[Data excerpts]
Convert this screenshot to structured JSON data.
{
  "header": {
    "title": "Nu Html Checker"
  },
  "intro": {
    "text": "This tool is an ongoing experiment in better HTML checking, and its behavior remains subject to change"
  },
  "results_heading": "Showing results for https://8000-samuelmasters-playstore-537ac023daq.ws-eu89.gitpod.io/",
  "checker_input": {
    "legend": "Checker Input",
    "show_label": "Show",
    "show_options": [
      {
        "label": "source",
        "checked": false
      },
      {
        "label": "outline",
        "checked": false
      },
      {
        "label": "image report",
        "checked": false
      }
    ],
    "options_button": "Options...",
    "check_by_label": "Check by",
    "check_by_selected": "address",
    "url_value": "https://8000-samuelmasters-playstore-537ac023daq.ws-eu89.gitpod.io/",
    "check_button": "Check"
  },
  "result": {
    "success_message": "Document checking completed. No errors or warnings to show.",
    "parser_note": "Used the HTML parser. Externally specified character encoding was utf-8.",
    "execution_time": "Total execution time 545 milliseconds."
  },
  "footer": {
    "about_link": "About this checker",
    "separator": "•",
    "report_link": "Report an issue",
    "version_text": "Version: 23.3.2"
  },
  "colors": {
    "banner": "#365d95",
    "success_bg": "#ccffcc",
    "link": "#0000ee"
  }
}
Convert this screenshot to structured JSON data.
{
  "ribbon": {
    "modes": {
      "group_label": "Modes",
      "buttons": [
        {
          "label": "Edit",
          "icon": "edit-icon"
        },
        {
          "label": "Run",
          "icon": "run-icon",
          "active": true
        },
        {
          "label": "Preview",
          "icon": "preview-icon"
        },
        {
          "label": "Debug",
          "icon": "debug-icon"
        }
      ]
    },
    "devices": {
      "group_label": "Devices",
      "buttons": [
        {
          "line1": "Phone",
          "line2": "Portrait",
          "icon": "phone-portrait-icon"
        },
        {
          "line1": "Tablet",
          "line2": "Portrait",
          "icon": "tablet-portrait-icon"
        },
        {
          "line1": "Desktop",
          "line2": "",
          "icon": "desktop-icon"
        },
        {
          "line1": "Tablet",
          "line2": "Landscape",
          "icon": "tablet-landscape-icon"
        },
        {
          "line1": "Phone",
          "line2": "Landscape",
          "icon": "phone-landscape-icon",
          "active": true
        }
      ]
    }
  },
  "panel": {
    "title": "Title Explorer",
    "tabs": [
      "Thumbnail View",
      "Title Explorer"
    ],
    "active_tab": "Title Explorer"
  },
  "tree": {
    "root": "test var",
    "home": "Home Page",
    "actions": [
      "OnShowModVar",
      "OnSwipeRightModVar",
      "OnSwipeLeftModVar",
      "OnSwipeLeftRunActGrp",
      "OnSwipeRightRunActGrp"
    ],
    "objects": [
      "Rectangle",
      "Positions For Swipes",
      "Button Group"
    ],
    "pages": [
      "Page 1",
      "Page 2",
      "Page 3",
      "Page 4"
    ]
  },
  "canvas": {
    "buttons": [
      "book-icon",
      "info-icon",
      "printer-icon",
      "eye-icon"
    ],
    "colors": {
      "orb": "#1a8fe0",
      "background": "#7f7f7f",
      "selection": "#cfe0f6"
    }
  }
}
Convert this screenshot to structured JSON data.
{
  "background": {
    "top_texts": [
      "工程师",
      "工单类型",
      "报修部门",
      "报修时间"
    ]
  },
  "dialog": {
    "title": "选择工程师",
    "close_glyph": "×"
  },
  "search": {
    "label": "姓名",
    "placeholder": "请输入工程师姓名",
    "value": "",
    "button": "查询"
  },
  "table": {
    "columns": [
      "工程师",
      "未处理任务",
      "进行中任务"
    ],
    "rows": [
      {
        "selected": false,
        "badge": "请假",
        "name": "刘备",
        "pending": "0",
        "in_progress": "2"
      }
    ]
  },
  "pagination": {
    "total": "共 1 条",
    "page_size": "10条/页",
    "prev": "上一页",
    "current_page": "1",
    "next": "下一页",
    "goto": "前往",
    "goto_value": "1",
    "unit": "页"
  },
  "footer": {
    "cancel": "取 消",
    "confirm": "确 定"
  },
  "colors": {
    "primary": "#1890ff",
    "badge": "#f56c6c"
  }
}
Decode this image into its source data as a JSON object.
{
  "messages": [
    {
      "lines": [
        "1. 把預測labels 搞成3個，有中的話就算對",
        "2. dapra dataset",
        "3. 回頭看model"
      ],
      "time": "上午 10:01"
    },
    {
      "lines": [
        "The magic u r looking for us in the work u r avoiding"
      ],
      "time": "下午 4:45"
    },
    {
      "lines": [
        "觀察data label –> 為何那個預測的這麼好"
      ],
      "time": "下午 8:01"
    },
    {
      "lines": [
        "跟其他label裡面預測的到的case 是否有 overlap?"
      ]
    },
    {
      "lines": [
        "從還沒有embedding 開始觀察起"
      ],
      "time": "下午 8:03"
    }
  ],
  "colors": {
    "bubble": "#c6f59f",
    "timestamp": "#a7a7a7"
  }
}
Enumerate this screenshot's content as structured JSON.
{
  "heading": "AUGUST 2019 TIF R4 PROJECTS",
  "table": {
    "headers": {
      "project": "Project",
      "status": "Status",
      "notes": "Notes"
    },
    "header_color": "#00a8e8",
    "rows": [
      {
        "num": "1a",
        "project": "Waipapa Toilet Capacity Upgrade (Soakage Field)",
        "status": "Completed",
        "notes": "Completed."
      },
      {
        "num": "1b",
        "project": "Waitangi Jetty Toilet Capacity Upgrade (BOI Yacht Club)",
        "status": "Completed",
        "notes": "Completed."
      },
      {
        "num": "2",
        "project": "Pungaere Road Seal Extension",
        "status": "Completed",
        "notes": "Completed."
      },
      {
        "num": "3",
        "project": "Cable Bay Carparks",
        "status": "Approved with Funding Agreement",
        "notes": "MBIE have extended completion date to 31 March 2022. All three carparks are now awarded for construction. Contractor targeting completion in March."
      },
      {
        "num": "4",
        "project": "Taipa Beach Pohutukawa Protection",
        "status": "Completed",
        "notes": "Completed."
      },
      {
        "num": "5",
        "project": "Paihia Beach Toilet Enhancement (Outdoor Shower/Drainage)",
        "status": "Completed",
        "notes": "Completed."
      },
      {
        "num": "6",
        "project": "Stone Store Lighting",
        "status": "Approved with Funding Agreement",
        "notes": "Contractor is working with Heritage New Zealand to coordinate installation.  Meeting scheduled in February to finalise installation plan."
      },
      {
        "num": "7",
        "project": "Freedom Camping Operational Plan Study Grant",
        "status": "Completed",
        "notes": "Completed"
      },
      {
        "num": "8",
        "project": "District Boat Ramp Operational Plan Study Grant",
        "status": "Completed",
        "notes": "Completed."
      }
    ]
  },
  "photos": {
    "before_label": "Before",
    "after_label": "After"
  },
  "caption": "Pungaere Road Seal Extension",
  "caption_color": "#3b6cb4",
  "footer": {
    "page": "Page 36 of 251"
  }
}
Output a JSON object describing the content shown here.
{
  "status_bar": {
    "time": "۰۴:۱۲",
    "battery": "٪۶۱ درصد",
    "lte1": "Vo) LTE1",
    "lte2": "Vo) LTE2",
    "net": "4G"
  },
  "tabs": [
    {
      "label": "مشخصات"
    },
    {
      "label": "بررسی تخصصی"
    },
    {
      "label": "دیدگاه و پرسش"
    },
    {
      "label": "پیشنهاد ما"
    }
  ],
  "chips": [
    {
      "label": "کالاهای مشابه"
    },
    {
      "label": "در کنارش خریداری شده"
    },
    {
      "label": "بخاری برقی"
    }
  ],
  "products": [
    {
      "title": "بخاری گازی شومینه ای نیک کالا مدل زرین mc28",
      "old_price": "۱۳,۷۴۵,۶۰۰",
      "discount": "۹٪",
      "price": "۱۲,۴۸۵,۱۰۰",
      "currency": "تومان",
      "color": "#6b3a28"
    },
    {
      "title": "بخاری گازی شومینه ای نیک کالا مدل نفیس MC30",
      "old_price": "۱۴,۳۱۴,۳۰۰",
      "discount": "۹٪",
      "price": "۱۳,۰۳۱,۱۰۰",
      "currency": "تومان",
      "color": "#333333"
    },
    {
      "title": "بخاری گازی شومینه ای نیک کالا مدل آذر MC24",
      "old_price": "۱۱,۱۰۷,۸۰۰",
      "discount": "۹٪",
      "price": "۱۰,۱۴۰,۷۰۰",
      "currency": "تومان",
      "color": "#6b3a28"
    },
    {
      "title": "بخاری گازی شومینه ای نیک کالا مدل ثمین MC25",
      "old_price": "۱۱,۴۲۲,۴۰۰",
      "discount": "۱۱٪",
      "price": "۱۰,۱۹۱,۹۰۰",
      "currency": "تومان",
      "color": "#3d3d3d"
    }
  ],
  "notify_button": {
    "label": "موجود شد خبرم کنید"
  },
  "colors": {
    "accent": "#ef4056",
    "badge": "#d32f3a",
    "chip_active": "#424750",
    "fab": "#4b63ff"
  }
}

◆ Instructions to follow ◆
Find how many lines in the listing hold "source", and reply with that number only.

◆ Task output ◆
2